__Written instruction__:
Convert the lines of the material, from the line containing "scan-speck — [440, 742, 442, 744]" to the line containing "segment this screenshot: for", both included, into a Markdown table with the columns Entry and Text. Number each row in the Entry column and omit blank lines.

__Exercise input__:
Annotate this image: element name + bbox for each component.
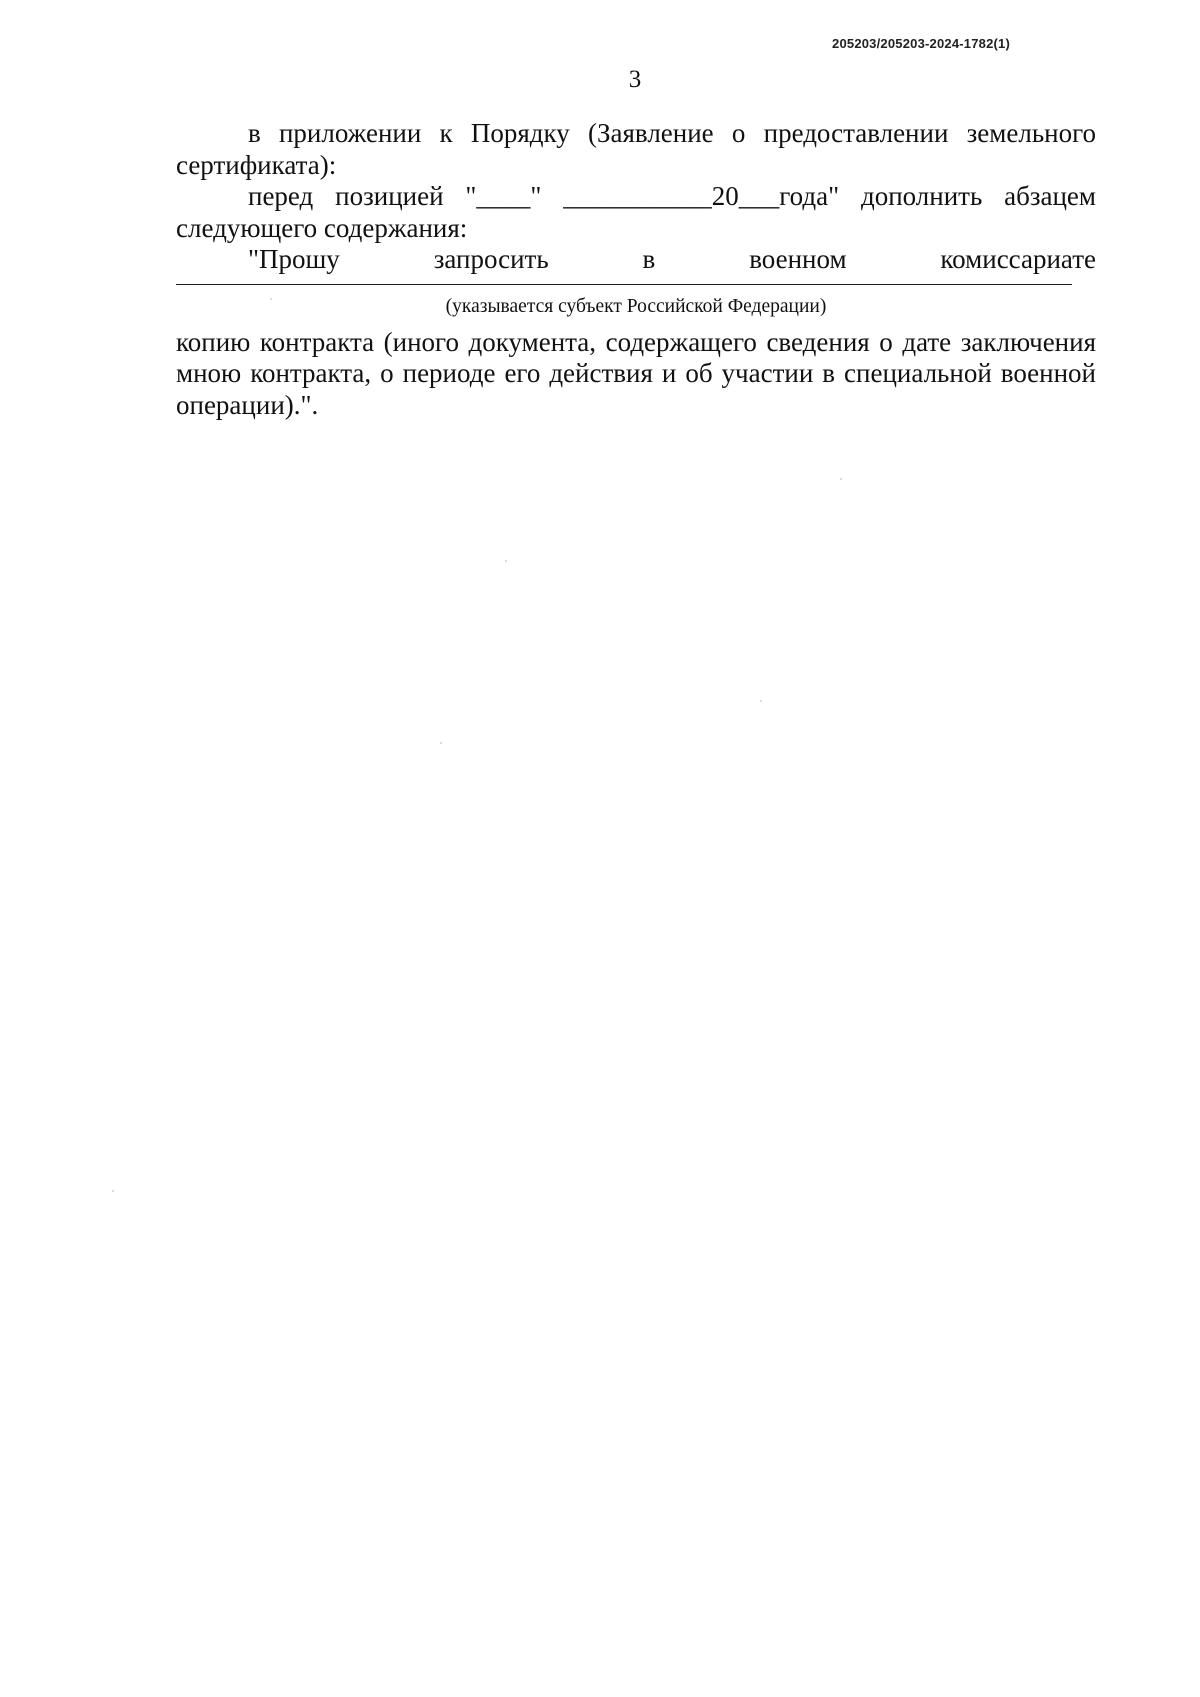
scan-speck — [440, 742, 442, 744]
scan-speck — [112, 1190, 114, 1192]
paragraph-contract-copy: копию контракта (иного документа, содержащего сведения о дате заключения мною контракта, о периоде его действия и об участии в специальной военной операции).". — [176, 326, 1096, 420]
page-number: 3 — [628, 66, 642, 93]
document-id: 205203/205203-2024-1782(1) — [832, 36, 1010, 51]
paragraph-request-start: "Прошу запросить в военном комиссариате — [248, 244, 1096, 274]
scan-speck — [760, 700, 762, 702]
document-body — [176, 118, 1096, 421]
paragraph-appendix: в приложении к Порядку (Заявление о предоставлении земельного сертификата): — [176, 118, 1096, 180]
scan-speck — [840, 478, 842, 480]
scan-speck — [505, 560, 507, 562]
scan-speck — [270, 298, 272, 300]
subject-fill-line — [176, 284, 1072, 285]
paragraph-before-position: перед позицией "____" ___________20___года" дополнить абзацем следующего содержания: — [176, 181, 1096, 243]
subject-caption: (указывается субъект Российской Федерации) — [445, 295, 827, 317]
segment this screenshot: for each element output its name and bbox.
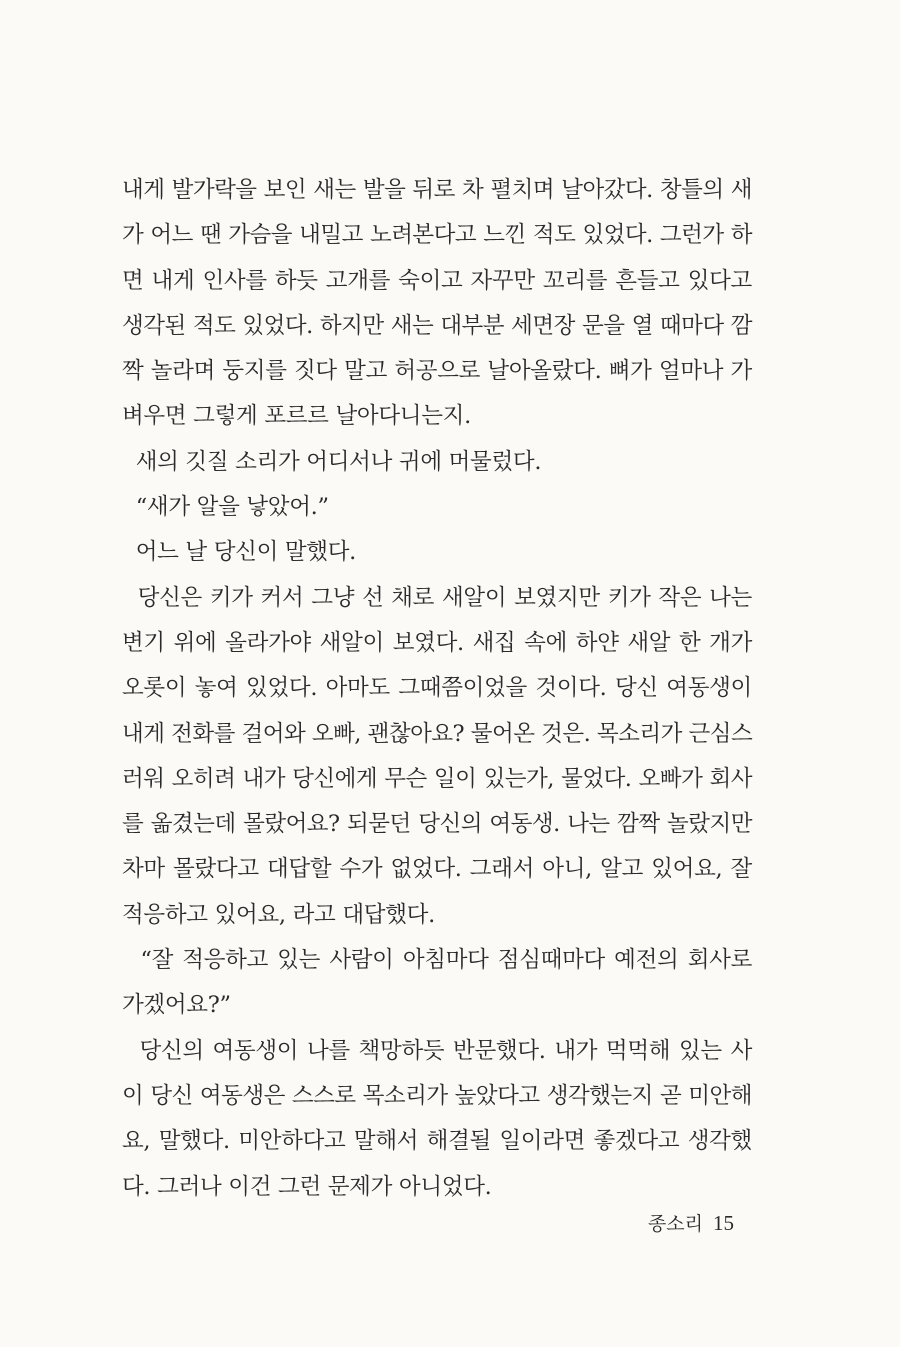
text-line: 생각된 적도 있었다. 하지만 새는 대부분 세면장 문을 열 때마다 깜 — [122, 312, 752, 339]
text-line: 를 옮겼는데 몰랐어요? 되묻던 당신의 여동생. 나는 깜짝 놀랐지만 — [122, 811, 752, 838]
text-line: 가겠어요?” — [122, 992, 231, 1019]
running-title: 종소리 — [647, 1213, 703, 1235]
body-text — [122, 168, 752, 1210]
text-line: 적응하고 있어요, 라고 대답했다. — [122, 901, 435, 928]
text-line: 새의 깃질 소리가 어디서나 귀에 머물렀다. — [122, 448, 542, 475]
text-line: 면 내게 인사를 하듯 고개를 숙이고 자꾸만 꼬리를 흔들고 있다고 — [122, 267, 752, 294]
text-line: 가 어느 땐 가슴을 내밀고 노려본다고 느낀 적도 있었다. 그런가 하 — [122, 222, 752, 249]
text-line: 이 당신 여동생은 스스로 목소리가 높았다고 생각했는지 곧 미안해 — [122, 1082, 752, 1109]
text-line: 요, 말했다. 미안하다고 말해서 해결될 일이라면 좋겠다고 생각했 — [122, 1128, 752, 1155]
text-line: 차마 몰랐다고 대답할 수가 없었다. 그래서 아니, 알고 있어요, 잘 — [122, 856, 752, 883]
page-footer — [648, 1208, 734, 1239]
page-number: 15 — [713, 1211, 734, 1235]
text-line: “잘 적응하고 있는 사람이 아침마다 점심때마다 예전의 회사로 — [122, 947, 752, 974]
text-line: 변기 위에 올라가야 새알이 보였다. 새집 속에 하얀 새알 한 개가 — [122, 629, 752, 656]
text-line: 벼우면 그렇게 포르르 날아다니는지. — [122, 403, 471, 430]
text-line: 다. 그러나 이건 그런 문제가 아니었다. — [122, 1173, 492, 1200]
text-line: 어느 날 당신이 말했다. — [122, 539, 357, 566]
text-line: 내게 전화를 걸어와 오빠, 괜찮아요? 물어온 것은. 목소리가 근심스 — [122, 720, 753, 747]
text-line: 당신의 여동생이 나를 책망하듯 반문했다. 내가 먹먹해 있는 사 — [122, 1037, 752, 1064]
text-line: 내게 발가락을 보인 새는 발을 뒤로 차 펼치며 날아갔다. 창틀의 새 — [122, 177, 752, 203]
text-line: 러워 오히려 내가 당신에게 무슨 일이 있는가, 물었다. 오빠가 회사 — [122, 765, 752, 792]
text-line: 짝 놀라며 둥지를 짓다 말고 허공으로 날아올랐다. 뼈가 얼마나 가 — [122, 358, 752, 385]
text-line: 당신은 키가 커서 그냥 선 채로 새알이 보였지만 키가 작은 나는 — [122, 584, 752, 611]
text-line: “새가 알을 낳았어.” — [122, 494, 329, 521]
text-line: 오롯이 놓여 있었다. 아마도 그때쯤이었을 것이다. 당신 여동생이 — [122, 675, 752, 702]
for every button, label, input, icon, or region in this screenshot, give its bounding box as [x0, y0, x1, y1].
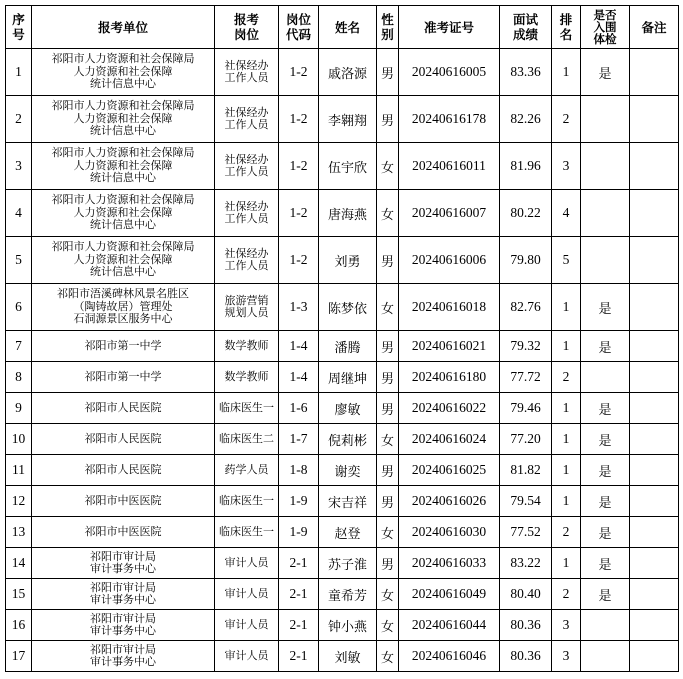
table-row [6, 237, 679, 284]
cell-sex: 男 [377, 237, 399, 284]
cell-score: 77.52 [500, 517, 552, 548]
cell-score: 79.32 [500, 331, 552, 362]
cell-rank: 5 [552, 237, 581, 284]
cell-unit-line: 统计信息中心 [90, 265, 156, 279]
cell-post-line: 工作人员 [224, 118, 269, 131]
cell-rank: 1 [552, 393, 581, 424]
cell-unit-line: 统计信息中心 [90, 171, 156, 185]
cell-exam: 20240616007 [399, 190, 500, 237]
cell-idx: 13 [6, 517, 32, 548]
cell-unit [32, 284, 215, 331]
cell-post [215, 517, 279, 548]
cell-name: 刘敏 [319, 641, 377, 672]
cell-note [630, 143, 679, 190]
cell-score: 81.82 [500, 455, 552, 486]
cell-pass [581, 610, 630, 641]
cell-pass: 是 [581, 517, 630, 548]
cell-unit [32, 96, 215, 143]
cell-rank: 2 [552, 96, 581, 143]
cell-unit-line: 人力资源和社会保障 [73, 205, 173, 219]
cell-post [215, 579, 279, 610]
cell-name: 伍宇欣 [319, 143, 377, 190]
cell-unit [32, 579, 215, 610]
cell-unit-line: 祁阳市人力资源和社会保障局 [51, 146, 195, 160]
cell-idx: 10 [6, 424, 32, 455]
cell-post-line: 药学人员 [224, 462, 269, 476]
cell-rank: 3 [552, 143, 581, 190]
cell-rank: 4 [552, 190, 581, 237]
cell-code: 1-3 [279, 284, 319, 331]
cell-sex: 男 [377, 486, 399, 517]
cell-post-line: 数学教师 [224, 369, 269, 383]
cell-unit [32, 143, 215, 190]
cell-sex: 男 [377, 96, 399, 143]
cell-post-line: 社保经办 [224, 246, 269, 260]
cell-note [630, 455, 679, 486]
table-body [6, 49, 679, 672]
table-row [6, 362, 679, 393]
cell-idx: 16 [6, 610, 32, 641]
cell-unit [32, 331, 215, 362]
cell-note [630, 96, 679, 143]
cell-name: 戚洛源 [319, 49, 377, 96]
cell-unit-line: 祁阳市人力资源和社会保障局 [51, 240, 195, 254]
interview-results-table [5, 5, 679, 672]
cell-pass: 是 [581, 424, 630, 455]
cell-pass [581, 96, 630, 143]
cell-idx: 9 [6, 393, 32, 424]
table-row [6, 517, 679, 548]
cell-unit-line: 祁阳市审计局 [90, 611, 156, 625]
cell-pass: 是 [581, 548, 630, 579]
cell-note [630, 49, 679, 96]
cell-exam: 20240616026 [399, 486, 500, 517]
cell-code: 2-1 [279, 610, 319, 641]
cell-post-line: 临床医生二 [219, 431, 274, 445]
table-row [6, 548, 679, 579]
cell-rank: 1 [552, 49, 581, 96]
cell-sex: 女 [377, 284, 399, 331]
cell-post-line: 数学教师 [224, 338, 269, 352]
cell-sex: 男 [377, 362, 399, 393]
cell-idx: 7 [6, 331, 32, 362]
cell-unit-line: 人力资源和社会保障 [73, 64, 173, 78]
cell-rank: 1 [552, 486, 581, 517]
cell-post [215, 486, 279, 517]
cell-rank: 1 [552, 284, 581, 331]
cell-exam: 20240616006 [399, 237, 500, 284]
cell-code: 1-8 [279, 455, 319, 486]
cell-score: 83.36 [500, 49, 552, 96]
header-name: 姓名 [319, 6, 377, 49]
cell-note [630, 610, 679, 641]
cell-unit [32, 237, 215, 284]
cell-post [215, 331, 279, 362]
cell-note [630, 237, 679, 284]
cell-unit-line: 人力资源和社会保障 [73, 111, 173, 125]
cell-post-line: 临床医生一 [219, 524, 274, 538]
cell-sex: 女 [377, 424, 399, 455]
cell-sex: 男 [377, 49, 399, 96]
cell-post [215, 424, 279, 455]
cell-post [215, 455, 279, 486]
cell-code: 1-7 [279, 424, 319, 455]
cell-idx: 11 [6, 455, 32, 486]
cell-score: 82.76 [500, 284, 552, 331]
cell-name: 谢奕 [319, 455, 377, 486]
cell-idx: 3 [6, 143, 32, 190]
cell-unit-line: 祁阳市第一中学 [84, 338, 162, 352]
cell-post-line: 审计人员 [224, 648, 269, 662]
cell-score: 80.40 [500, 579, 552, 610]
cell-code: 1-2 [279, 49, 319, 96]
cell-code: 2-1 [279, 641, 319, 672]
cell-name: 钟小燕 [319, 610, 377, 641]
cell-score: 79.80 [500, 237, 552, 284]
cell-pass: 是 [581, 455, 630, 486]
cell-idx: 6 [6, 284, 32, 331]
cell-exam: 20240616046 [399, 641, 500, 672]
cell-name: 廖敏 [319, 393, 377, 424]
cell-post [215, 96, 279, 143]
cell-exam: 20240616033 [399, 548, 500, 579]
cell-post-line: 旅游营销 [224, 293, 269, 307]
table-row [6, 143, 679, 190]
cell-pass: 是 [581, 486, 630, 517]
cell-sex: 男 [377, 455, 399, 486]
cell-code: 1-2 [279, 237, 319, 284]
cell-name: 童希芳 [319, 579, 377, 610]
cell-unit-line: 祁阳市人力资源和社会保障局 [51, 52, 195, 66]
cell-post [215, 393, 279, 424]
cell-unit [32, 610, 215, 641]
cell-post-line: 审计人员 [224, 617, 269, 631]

__Answer for this exercise__:
| Entry | Text |
|---|---|
| 1 | scan-speck — [440, 742, 442, 744] |
| 2 | scan-speck — [112, 1190, 114, 1192] |
| 3 | paragraph-contract-copy: копию контракта (иного документа, содержащего сведения о дате заключения мною контракта, о периоде его действия и об участии в специальной военной операции).". — [176, 326, 1096, 420] |
| 4 | page-number: 3 — [628, 66, 642, 93] |
| 5 | document-id: 205203/205203-2024-1782(1) — [832, 36, 1010, 51] |
| 6 | paragraph-request-start: "Прошу запросить в военном комиссариате — [248, 244, 1096, 274] |
| 7 | scan-speck — [760, 700, 762, 702] |
| 8 | document-body — [176, 118, 1096, 421] |
| 9 | paragraph-appendix: в приложении к Порядку (Заявление о предоставлении земельного сертификата): — [176, 118, 1096, 180] |
| 10 | scan-speck — [840, 478, 842, 480] |
| 11 | scan-speck — [505, 560, 507, 562] |
| 12 | scan-speck — [270, 298, 272, 300] |
| 13 | subject-fill-line — [176, 284, 1072, 285] |
| 14 | paragraph-before-position: перед позицией "____" ___________20___года" дополнить абзацем следующего содержания: — [176, 181, 1096, 243] |
| 15 | subject-caption: (указывается субъект Российской Федерации) — [445, 295, 827, 317] |
| 16 | segment this screenshot: for each element output its name and bbox. |